Task statement:
Identify all lines in the data containing the string "Mean". Copy them out.

═══ Supplied information ═══

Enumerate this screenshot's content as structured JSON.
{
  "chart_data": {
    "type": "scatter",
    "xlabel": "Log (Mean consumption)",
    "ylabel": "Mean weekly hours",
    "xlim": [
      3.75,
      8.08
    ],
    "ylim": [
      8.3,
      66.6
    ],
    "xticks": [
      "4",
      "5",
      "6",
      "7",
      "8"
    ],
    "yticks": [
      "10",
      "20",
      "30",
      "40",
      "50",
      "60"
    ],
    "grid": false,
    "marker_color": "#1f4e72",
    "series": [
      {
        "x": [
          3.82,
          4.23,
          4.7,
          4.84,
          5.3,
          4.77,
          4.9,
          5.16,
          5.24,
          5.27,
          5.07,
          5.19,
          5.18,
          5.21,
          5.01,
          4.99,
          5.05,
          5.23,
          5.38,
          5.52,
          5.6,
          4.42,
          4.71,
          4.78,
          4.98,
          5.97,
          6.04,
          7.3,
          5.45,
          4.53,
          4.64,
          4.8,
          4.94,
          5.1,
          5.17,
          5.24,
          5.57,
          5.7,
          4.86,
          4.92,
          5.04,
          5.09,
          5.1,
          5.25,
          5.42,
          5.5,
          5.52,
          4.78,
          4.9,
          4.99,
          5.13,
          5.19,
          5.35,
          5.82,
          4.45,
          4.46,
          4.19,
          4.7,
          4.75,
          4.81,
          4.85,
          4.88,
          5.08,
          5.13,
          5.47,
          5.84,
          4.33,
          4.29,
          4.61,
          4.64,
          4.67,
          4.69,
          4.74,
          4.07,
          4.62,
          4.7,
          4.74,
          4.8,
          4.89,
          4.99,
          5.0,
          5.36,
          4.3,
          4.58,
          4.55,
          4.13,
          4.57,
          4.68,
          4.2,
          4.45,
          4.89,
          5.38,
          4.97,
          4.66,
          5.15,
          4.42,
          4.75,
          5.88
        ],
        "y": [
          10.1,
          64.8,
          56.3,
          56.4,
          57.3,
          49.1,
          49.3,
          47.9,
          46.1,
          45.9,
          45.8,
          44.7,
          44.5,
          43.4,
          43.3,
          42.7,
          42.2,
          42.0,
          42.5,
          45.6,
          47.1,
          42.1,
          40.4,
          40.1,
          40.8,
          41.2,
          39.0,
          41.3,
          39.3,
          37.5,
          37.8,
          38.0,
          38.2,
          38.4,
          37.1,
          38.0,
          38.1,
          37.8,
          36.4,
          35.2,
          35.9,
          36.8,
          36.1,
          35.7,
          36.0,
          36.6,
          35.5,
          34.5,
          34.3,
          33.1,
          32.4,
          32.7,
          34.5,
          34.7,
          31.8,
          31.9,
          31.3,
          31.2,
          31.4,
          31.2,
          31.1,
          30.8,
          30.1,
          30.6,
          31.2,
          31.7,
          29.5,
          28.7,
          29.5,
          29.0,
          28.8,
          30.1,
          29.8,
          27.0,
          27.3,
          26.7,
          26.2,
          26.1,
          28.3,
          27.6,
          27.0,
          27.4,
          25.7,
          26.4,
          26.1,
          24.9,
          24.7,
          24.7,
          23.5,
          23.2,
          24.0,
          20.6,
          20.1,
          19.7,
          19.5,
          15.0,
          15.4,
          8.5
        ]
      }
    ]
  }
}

═══

Reply to the exercise:
    "xlabel": "Log (Mean consumption)",
    "ylabel": "Mean weekly hours",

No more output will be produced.